-- start of DATASET CONTENT --

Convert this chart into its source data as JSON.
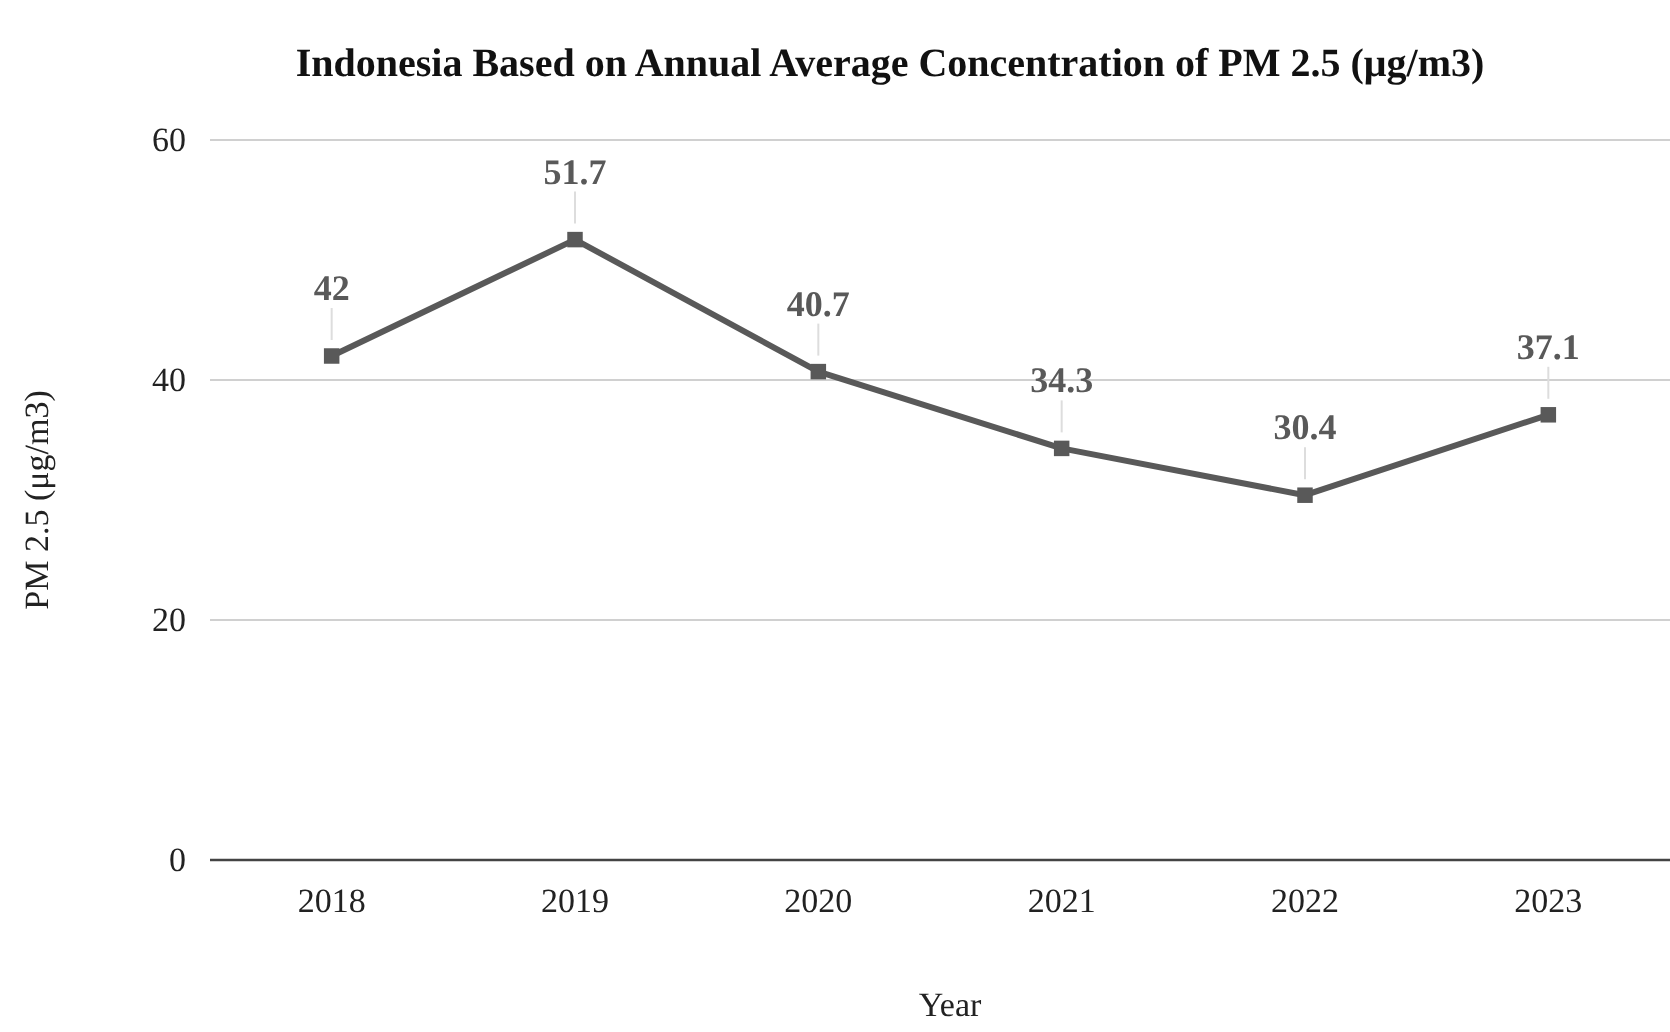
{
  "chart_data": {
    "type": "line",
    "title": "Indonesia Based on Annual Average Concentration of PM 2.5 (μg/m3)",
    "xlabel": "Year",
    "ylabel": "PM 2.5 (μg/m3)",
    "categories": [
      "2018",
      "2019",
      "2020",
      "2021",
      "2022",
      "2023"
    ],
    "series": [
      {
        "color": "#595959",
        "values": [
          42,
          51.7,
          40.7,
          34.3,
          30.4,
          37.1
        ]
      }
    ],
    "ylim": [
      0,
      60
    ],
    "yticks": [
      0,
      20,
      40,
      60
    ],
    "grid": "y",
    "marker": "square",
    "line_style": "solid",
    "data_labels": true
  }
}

-- end of DATASET CONTENT --

*WHAT TO WORK ON*
Quote the preceding records in their entirety, excluding every picture.

*EXERCISE ANSWER*
Convert this chart into its source data as JSON.
{
  "chart_data": {
    "type": "line",
    "title": "Indonesia Based on Annual Average Concentration of PM 2.5 (μg/m3)",
    "xlabel": "Year",
    "ylabel": "PM 2.5 (μg/m3)",
    "categories": [
      "2018",
      "2019",
      "2020",
      "2021",
      "2022",
      "2023"
    ],
    "series": [
      {
        "color": "#595959",
        "values": [
          42,
          51.7,
          40.7,
          34.3,
          30.4,
          37.1
        ]
      }
    ],
    "ylim": [
      0,
      60
    ],
    "yticks": [
      0,
      20,
      40,
      60
    ],
    "grid": "y",
    "marker": "square",
    "line_style": "solid",
    "data_labels": true
  }
}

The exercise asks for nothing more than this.